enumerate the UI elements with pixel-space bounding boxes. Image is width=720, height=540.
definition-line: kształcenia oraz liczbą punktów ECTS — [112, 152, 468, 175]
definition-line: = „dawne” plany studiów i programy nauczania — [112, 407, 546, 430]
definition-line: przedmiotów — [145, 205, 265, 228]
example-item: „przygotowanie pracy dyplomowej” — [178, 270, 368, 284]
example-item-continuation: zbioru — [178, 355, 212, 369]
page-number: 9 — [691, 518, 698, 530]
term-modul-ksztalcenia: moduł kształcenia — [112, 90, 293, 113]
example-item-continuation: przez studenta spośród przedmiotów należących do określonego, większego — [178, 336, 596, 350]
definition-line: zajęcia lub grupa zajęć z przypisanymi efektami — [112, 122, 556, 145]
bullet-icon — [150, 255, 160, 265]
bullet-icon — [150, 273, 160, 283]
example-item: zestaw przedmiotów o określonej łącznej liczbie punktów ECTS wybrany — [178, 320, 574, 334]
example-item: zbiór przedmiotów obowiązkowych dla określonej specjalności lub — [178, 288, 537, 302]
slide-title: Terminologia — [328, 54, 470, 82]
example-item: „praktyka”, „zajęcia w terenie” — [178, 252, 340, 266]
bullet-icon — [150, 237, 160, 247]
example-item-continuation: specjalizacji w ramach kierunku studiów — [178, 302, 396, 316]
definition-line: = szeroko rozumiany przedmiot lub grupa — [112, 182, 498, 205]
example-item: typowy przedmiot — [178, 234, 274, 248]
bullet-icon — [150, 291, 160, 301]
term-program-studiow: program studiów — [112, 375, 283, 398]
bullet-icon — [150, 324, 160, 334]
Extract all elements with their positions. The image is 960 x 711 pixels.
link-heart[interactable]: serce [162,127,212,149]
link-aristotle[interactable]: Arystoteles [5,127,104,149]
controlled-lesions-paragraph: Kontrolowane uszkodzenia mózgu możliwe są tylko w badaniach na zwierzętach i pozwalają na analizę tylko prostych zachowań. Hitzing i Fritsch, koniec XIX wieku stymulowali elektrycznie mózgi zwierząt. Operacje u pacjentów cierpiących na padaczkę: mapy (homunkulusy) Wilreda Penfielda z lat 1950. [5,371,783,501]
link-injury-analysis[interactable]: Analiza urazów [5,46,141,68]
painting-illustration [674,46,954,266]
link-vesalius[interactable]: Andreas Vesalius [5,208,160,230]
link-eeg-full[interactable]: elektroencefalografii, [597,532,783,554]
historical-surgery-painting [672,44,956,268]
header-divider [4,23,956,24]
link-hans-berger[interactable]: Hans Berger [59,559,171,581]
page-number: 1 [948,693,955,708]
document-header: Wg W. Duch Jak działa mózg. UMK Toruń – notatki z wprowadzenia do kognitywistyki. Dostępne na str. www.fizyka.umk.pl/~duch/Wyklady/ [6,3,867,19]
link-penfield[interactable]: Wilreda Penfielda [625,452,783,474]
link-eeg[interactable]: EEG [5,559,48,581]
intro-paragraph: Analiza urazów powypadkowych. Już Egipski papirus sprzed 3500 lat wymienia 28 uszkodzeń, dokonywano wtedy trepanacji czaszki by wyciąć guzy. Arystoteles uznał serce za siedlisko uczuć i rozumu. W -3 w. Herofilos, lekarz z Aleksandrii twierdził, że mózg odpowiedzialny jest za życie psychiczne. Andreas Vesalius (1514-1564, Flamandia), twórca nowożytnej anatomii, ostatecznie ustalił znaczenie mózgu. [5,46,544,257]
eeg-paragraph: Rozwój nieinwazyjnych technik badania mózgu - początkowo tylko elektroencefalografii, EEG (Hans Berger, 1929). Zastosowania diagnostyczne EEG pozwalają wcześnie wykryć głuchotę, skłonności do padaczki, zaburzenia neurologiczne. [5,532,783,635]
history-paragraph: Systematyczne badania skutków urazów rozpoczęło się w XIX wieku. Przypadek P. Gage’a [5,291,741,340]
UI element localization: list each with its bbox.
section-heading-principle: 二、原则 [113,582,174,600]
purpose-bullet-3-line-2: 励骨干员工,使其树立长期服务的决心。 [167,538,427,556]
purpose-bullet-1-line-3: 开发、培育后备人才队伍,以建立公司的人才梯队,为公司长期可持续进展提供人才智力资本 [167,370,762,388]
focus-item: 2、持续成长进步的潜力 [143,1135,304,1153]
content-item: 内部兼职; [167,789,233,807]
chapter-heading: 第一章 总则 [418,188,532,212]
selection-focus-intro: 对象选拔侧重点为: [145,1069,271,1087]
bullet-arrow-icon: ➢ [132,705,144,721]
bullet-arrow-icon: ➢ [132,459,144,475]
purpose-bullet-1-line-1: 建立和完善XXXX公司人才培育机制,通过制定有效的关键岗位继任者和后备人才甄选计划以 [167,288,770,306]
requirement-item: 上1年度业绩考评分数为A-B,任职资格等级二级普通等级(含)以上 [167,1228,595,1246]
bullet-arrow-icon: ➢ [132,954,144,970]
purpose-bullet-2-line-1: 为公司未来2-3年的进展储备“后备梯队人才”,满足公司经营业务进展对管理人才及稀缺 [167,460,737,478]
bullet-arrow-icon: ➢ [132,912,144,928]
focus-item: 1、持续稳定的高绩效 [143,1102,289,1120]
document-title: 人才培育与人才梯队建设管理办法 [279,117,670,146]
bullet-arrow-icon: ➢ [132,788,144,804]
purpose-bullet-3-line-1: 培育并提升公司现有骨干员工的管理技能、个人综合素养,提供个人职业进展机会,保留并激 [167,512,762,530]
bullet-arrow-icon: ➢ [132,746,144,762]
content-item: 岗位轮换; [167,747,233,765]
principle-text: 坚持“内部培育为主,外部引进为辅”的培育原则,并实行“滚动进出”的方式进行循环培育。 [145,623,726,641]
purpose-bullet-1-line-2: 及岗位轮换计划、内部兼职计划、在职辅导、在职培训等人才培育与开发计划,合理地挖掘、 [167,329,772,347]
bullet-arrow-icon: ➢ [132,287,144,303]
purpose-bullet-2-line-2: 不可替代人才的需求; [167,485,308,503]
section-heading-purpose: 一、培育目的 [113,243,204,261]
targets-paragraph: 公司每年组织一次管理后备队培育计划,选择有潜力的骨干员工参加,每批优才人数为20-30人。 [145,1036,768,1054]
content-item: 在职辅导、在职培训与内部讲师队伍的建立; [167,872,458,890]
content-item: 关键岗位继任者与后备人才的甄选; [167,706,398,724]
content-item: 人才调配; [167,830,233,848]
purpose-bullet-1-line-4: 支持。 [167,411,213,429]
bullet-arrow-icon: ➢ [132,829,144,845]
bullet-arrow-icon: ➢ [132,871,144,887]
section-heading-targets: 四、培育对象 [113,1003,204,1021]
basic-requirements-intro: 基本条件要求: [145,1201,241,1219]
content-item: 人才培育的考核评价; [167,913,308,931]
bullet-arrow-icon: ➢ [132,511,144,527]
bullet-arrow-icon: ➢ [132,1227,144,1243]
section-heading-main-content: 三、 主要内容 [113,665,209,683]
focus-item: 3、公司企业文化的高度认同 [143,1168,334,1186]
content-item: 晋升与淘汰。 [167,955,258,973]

== == ==

_Requirement:_
Echo back all of the lines above, reproducing each one exactly.

_Task answer:_
enumerate the UI elements with pixel-space bounding boxes. Image is width=720, height=540.
definition-line: kształcenia oraz liczbą punktów ECTS — [112, 152, 468, 175]
definition-line: = „dawne” plany studiów i programy nauczania — [112, 407, 546, 430]
definition-line: przedmiotów — [145, 205, 265, 228]
example-item: „przygotowanie pracy dyplomowej” — [178, 270, 368, 284]
example-item-continuation: zbioru — [178, 355, 212, 369]
page-number: 9 — [691, 518, 698, 530]
term-modul-ksztalcenia: moduł kształcenia — [112, 90, 293, 113]
example-item-continuation: przez studenta spośród przedmiotów należących do określonego, większego — [178, 336, 596, 350]
definition-line: zajęcia lub grupa zajęć z przypisanymi efektami — [112, 122, 556, 145]
bullet-icon — [150, 255, 160, 265]
bullet-icon — [150, 273, 160, 283]
example-item: zestaw przedmiotów o określonej łącznej liczbie punktów ECTS wybrany — [178, 320, 574, 334]
example-item: zbiór przedmiotów obowiązkowych dla określonej specjalności lub — [178, 288, 537, 302]
slide-title: Terminologia — [328, 54, 470, 82]
example-item: „praktyka”, „zajęcia w terenie” — [178, 252, 340, 266]
bullet-icon — [150, 237, 160, 247]
example-item-continuation: specjalizacji w ramach kierunku studiów — [178, 302, 396, 316]
definition-line: = szeroko rozumiany przedmiot lub grupa — [112, 182, 498, 205]
example-item: typowy przedmiot — [178, 234, 274, 248]
bullet-icon — [150, 291, 160, 301]
term-program-studiow: program studiów — [112, 375, 283, 398]
bullet-icon — [150, 324, 160, 334]
Extract all elements with their positions. The image is 960 x 711 pixels.
link-heart[interactable]: serce [162,127,212,149]
link-aristotle[interactable]: Arystoteles [5,127,104,149]
controlled-lesions-paragraph: Kontrolowane uszkodzenia mózgu możliwe są tylko w badaniach na zwierzętach i pozwalają na analizę tylko prostych zachowań. Hitzing i Fritsch, koniec XIX wieku stymulowali elektrycznie mózgi zwierząt. Operacje u pacjentów cierpiących na padaczkę: mapy (homunkulusy) Wilreda Penfielda z lat 1950. [5,371,783,501]
link-injury-analysis[interactable]: Analiza urazów [5,46,141,68]
painting-illustration [674,46,954,266]
link-vesalius[interactable]: Andreas Vesalius [5,208,160,230]
link-eeg-full[interactable]: elektroencefalografii, [597,532,783,554]
historical-surgery-painting [672,44,956,268]
header-divider [4,23,956,24]
link-hans-berger[interactable]: Hans Berger [59,559,171,581]
page-number: 1 [948,693,955,708]
document-header: Wg W. Duch Jak działa mózg. UMK Toruń – notatki z wprowadzenia do kognitywistyki. Dostępne na str. www.fizyka.umk.pl/~duch/Wyklady/ [6,3,867,19]
link-penfield[interactable]: Wilreda Penfielda [625,452,783,474]
link-eeg[interactable]: EEG [5,559,48,581]
intro-paragraph: Analiza urazów powypadkowych. Już Egipski papirus sprzed 3500 lat wymienia 28 uszkodzeń, dokonywano wtedy trepanacji czaszki by wyciąć guzy. Arystoteles uznał serce za siedlisko uczuć i rozumu. W -3 w. Herofilos, lekarz z Aleksandrii twierdził, że mózg odpowiedzialny jest za życie psychiczne. Andreas Vesalius (1514-1564, Flamandia), twórca nowożytnej anatomii, ostatecznie ustalił znaczenie mózgu. [5,46,544,257]
eeg-paragraph: Rozwój nieinwazyjnych technik badania mózgu - początkowo tylko elektroencefalografii, EEG (Hans Berger, 1929). Zastosowania diagnostyczne EEG pozwalają wcześnie wykryć głuchotę, skłonności do padaczki, zaburzenia neurologiczne. [5,532,783,635]
history-paragraph: Systematyczne badania skutków urazów rozpoczęło się w XIX wieku. Przypadek P. Gage’a [5,291,741,340]
UI element localization: list each with its bbox.
section-heading-principle: 二、原则 [113,582,174,600]
purpose-bullet-3-line-2: 励骨干员工,使其树立长期服务的决心。 [167,538,427,556]
purpose-bullet-1-line-3: 开发、培育后备人才队伍,以建立公司的人才梯队,为公司长期可持续进展提供人才智力资本 [167,370,762,388]
focus-item: 2、持续成长进步的潜力 [143,1135,304,1153]
content-item: 内部兼职; [167,789,233,807]
chapter-heading: 第一章 总则 [418,188,532,212]
selection-focus-intro: 对象选拔侧重点为: [145,1069,271,1087]
bullet-arrow-icon: ➢ [132,705,144,721]
bullet-arrow-icon: ➢ [132,459,144,475]
purpose-bullet-1-line-1: 建立和完善XXXX公司人才培育机制,通过制定有效的关键岗位继任者和后备人才甄选计划以 [167,288,770,306]
requirement-item: 上1年度业绩考评分数为A-B,任职资格等级二级普通等级(含)以上 [167,1228,595,1246]
bullet-arrow-icon: ➢ [132,954,144,970]
purpose-bullet-2-line-1: 为公司未来2-3年的进展储备“后备梯队人才”,满足公司经营业务进展对管理人才及稀缺 [167,460,737,478]
bullet-arrow-icon: ➢ [132,912,144,928]
focus-item: 1、持续稳定的高绩效 [143,1102,289,1120]
document-title: 人才培育与人才梯队建设管理办法 [279,117,670,146]
bullet-arrow-icon: ➢ [132,788,144,804]
purpose-bullet-3-line-1: 培育并提升公司现有骨干员工的管理技能、个人综合素养,提供个人职业进展机会,保留并激 [167,512,762,530]
bullet-arrow-icon: ➢ [132,746,144,762]
content-item: 岗位轮换; [167,747,233,765]
principle-text: 坚持“内部培育为主,外部引进为辅”的培育原则,并实行“滚动进出”的方式进行循环培育。 [145,623,726,641]
purpose-bullet-1-line-2: 及岗位轮换计划、内部兼职计划、在职辅导、在职培训等人才培育与开发计划,合理地挖掘、 [167,329,772,347]
bullet-arrow-icon: ➢ [132,287,144,303]
purpose-bullet-2-line-2: 不可替代人才的需求; [167,485,308,503]
section-heading-purpose: 一、培育目的 [113,243,204,261]
targets-paragraph: 公司每年组织一次管理后备队培育计划,选择有潜力的骨干员工参加,每批优才人数为20-30人。 [145,1036,768,1054]
content-item: 在职辅导、在职培训与内部讲师队伍的建立; [167,872,458,890]
content-item: 关键岗位继任者与后备人才的甄选; [167,706,398,724]
content-item: 人才调配; [167,830,233,848]
purpose-bullet-1-line-4: 支持。 [167,411,213,429]
bullet-arrow-icon: ➢ [132,829,144,845]
bullet-arrow-icon: ➢ [132,871,144,887]
section-heading-targets: 四、培育对象 [113,1003,204,1021]
basic-requirements-intro: 基本条件要求: [145,1201,241,1219]
content-item: 人才培育的考核评价; [167,913,308,931]
bullet-arrow-icon: ➢ [132,511,144,527]
bullet-arrow-icon: ➢ [132,1227,144,1243]
section-heading-main-content: 三、 主要内容 [113,665,209,683]
focus-item: 3、公司企业文化的高度认同 [143,1168,334,1186]
content-item: 晋升与淘汰。 [167,955,258,973]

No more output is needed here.